_SET TASK_:
Extract all lines from the data beneath that include the word "design".

#####

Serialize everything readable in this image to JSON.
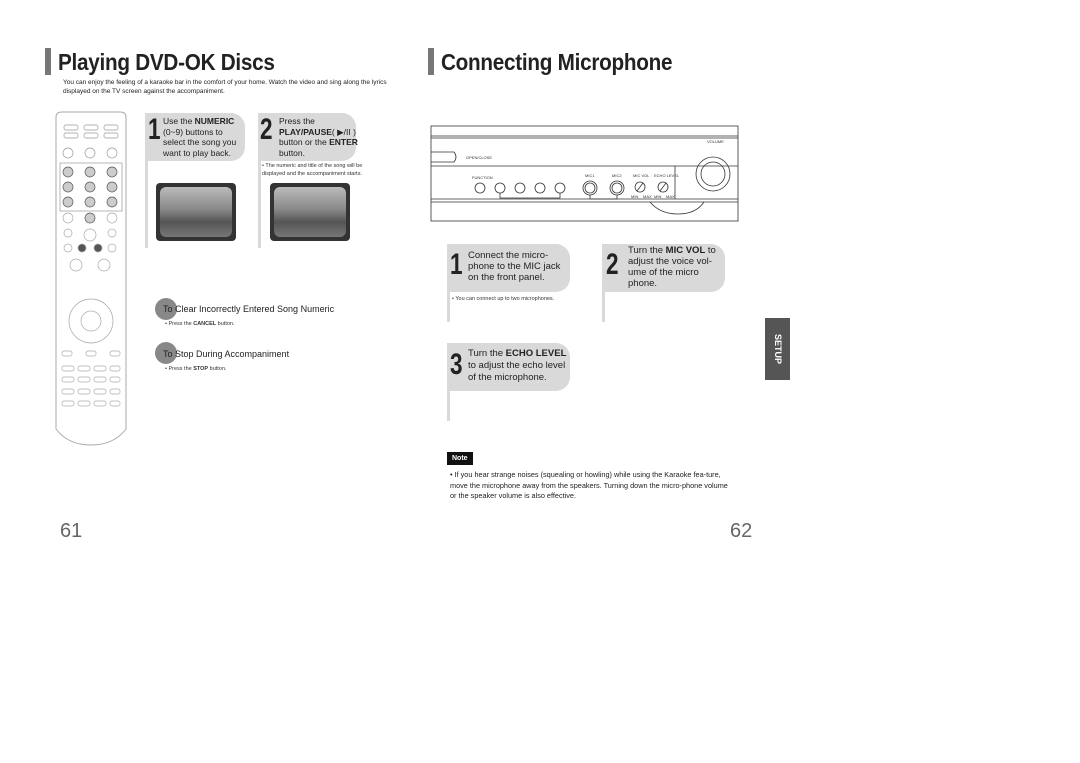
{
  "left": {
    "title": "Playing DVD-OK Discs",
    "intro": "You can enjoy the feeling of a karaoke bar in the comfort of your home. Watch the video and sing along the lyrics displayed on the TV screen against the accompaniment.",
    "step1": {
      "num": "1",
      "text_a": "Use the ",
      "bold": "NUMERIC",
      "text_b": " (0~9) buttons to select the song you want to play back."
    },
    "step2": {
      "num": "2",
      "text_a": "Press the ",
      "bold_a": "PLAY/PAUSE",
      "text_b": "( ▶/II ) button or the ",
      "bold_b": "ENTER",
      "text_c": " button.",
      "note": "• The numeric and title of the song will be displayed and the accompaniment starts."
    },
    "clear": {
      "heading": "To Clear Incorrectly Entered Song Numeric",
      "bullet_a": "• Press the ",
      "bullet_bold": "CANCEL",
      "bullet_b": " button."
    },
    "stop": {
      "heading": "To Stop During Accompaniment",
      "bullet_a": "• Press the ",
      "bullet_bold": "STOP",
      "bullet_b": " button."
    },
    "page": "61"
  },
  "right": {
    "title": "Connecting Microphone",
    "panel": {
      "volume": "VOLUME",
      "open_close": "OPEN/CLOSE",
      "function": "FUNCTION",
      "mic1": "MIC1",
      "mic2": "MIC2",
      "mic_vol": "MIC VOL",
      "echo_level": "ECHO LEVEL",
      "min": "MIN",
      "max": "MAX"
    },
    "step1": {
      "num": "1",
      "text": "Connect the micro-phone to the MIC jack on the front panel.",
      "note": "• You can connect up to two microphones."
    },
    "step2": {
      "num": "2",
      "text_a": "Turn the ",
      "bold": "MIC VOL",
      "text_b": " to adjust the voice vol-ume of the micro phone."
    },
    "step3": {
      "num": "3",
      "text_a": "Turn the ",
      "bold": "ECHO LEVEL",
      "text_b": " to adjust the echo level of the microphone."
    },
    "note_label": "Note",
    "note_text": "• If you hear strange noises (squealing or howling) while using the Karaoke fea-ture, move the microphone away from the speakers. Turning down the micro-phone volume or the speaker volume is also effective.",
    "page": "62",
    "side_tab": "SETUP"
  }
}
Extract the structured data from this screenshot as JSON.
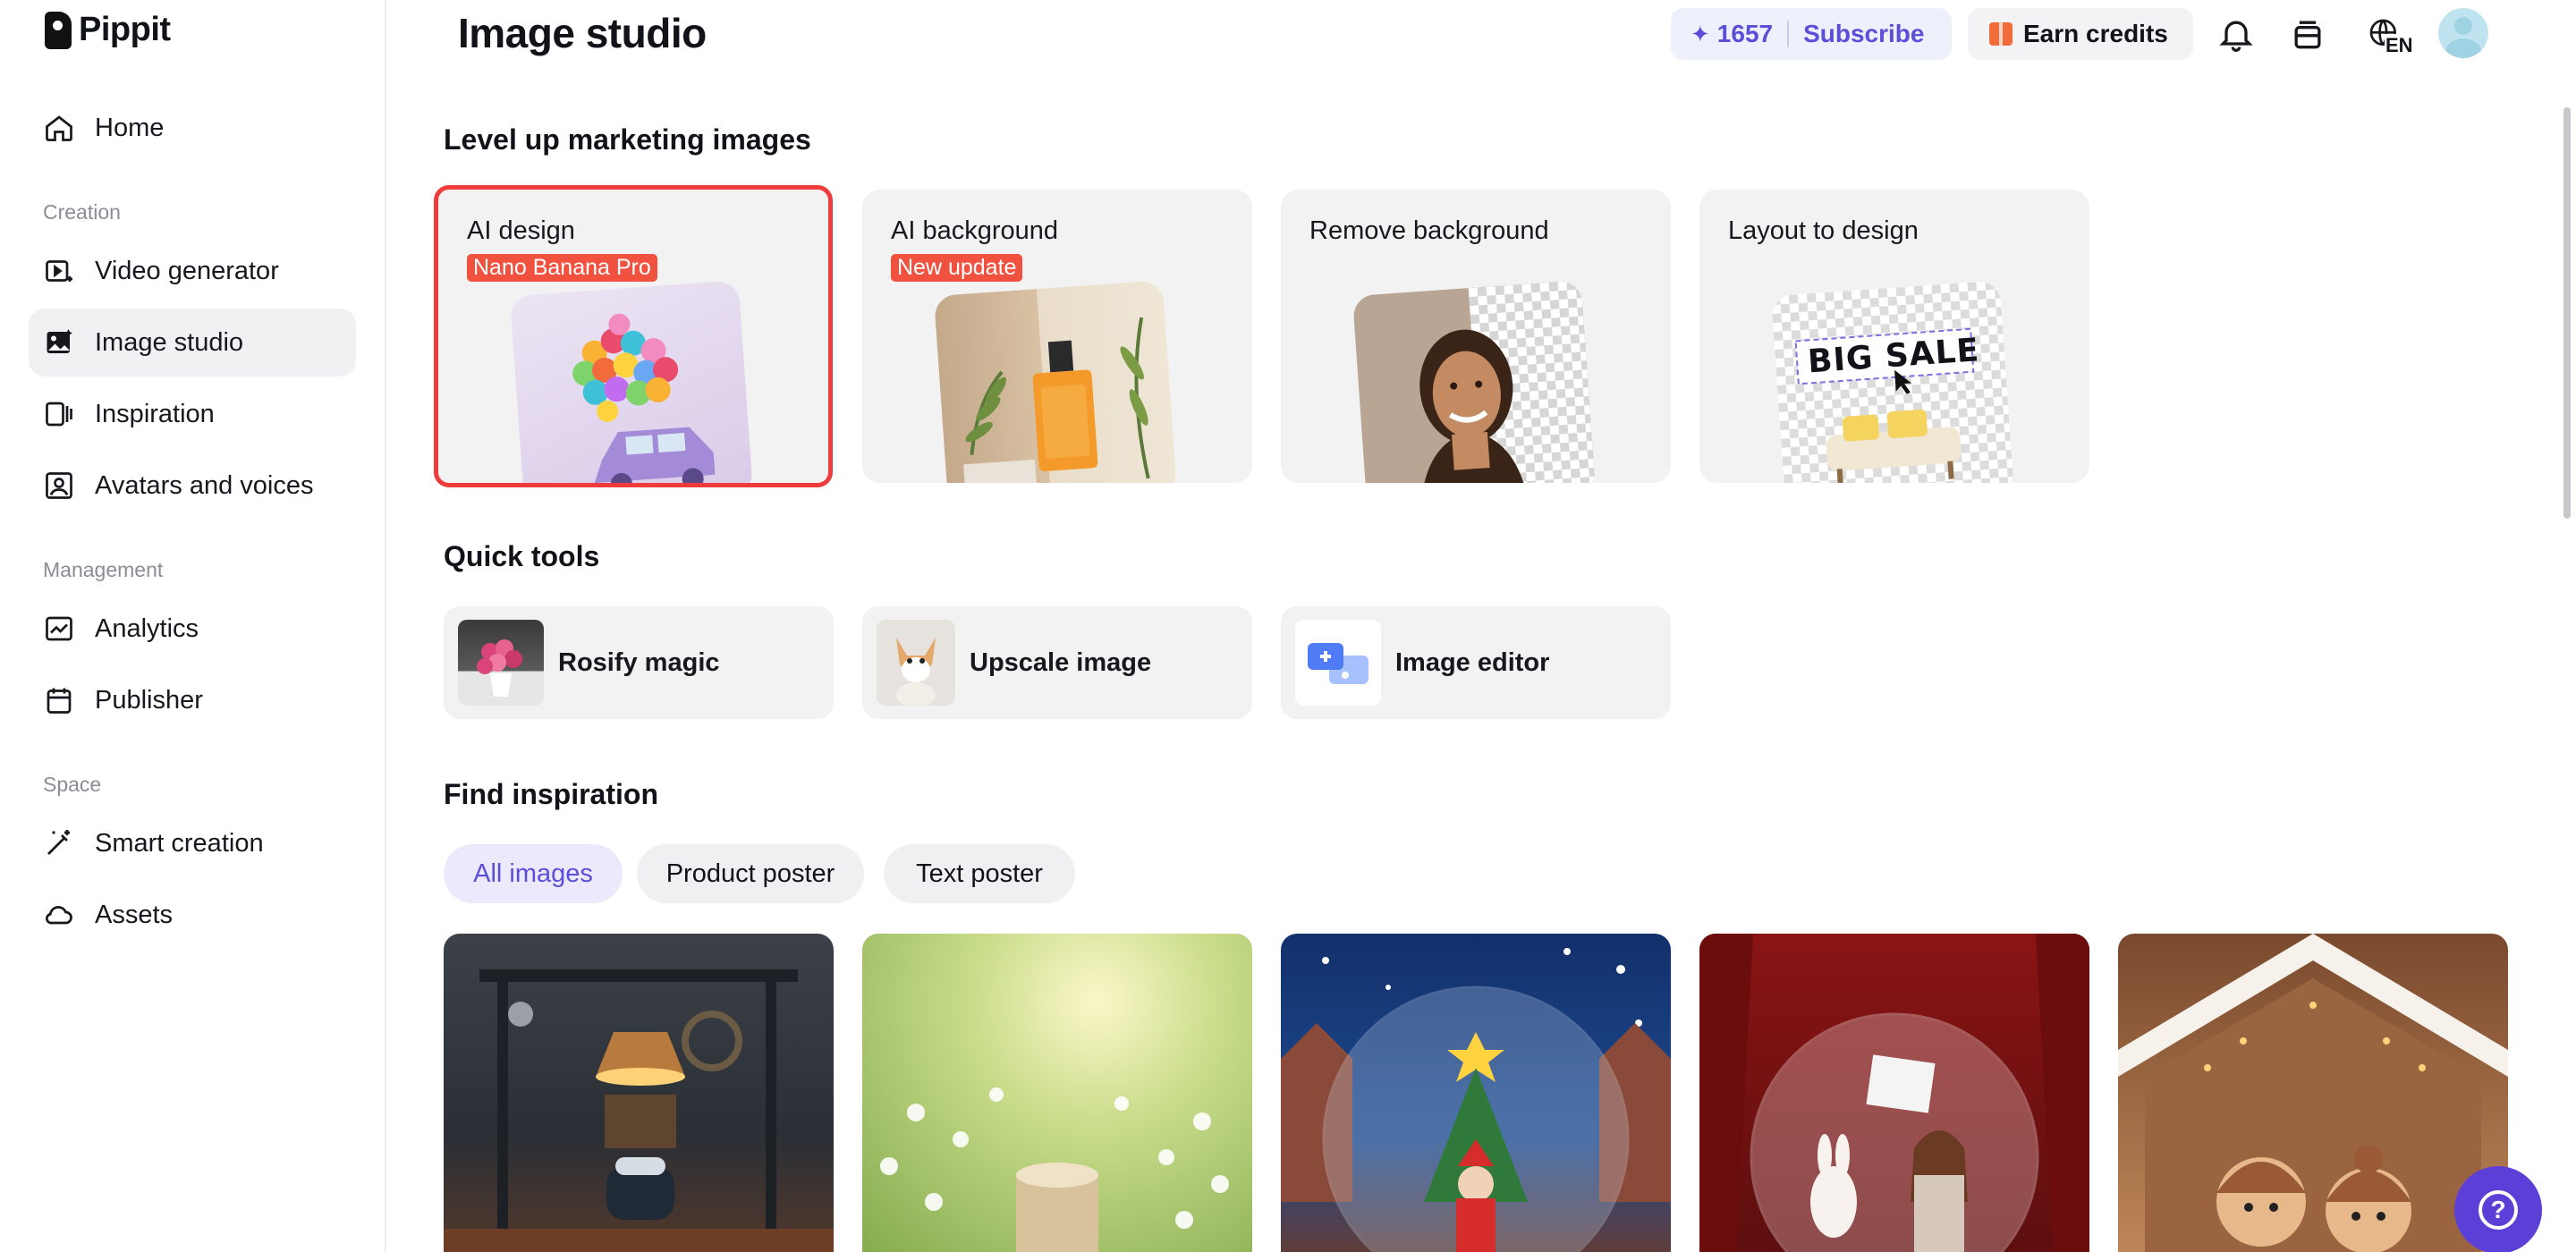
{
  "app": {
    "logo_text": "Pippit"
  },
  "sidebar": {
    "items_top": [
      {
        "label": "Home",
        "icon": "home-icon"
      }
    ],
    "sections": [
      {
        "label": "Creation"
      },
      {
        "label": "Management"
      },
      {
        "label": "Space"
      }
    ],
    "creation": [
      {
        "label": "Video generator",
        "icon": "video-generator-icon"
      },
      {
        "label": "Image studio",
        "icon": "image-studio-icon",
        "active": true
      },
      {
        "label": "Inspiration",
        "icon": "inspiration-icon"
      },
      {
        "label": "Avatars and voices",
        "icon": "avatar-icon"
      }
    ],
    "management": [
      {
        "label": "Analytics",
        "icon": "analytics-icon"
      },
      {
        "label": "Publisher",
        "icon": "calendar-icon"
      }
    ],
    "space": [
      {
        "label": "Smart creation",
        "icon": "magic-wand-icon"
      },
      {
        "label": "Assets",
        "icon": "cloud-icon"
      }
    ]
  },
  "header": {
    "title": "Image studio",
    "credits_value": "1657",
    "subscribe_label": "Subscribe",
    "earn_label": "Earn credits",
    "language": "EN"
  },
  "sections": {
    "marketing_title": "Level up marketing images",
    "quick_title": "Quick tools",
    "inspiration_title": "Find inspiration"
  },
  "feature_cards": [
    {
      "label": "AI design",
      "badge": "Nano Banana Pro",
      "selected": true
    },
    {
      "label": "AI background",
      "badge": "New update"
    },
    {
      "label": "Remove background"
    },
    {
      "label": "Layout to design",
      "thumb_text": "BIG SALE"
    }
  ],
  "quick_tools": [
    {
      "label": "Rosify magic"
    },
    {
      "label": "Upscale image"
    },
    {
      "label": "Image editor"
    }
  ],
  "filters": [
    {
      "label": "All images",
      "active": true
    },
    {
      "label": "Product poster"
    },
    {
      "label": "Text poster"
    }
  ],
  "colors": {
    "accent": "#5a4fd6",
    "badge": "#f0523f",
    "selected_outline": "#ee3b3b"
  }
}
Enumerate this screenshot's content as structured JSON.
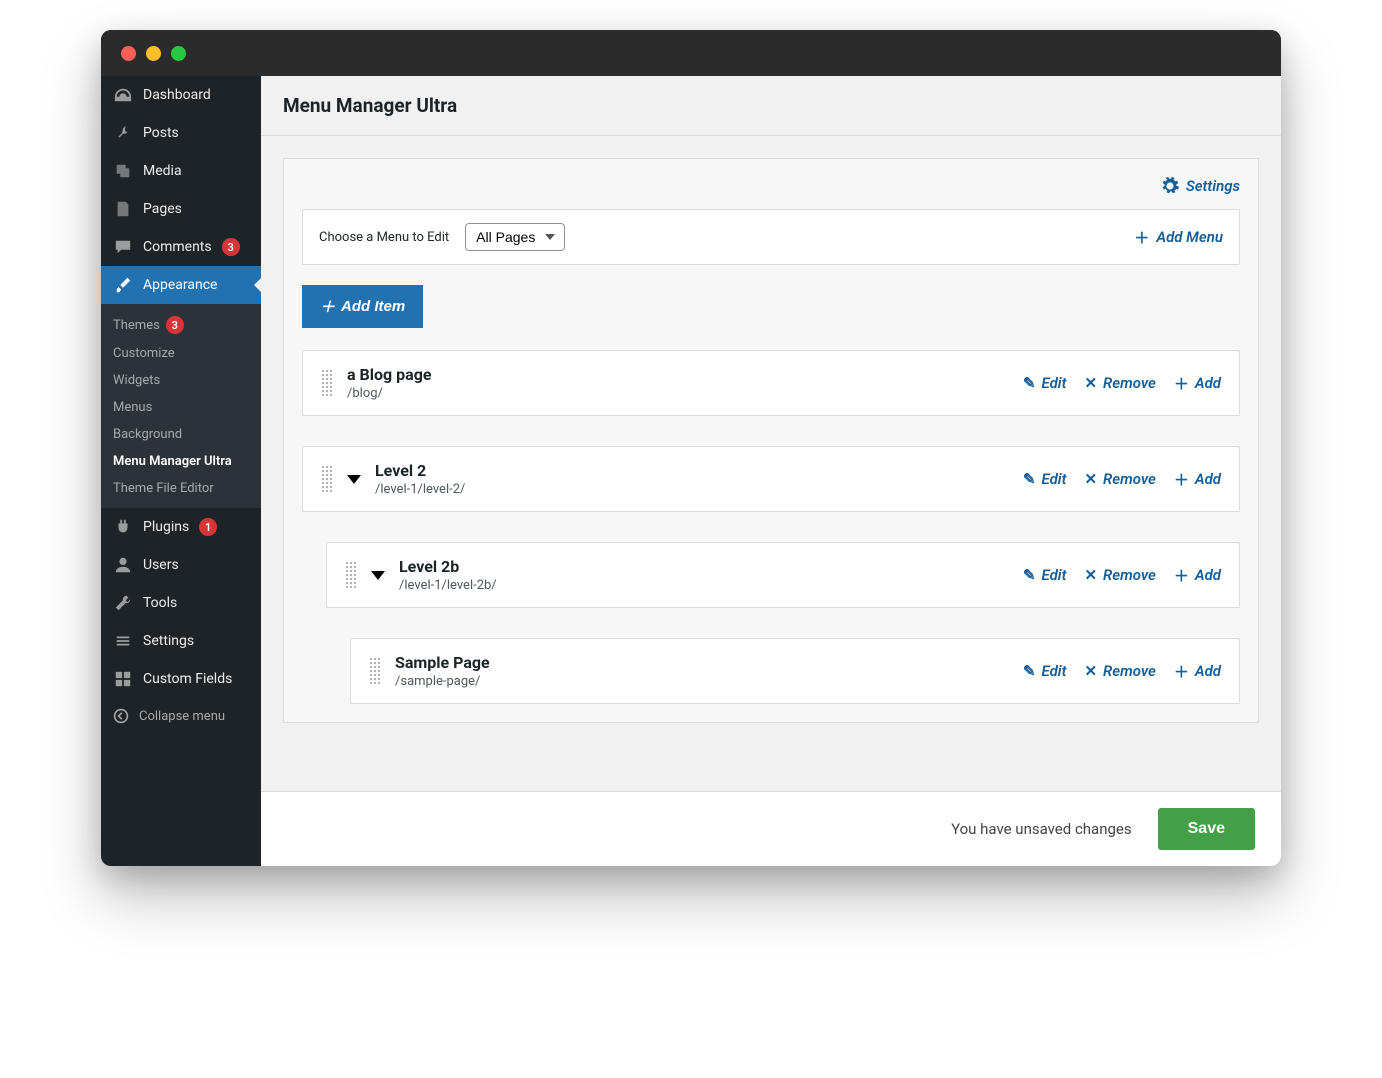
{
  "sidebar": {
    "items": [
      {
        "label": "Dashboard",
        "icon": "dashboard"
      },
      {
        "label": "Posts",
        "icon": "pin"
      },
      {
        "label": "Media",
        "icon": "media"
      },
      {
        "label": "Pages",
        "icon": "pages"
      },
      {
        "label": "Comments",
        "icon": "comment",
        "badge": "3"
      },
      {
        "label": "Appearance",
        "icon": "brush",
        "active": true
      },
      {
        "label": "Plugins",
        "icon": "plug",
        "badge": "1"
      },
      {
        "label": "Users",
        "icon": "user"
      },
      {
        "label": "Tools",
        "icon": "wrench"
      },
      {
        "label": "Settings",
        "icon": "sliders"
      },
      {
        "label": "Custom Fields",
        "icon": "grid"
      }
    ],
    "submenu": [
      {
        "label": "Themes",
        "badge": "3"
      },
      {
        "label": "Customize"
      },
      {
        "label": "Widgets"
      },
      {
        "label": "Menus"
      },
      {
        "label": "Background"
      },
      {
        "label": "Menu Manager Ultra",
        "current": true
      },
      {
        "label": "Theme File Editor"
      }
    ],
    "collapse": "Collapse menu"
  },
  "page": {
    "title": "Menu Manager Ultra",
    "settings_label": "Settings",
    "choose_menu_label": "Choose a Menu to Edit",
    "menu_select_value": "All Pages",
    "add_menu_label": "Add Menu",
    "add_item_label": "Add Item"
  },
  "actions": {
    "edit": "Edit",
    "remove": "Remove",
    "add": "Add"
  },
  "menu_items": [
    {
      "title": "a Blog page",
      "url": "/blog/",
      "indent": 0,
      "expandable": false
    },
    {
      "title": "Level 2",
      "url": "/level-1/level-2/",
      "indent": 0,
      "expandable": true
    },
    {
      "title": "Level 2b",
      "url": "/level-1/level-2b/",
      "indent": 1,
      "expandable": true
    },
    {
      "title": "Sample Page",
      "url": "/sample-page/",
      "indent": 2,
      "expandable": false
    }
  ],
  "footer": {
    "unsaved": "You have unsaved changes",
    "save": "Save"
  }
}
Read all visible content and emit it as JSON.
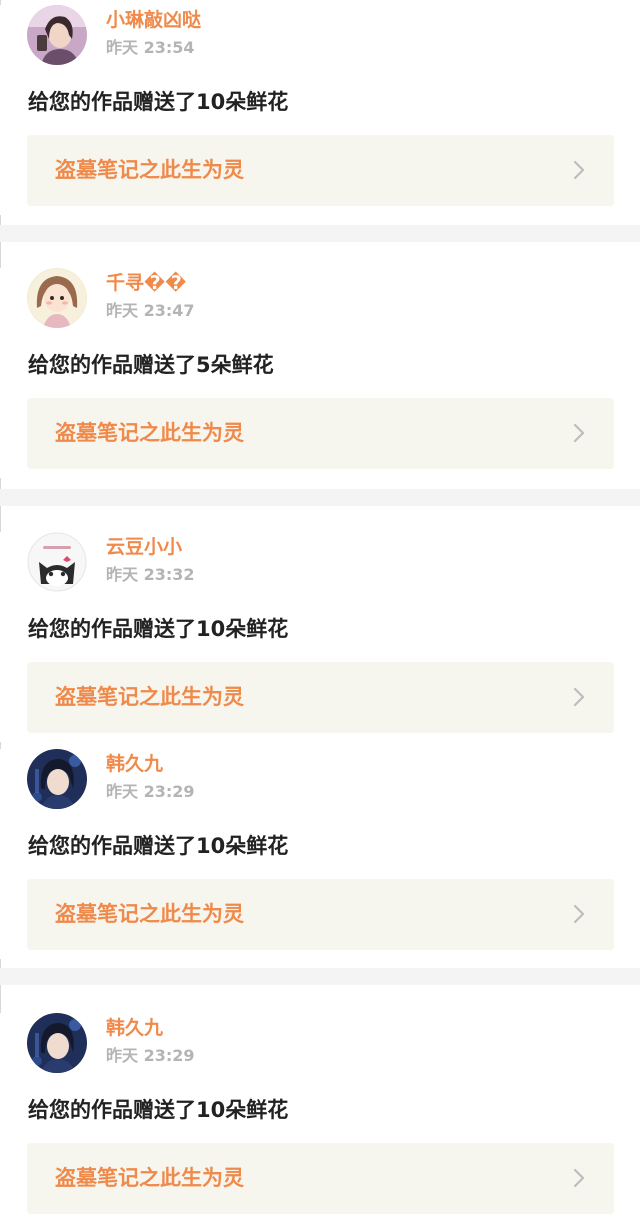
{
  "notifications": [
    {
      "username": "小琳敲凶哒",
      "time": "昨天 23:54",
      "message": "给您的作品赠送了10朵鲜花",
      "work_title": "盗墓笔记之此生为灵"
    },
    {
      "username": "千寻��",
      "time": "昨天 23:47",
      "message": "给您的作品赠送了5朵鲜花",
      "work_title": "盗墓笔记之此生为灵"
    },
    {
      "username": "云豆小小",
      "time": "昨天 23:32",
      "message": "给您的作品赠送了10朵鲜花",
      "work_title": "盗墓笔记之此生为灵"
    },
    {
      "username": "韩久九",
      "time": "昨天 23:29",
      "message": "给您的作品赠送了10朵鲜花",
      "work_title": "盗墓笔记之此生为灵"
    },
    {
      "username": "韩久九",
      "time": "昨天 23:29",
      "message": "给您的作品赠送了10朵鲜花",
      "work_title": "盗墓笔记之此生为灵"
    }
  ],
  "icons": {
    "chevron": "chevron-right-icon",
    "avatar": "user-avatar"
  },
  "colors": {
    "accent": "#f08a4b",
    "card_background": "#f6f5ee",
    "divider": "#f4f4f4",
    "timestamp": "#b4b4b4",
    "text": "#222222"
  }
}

#####

_THE ANSWER_:
      "label": "AI design",
      "label": "Layout to design",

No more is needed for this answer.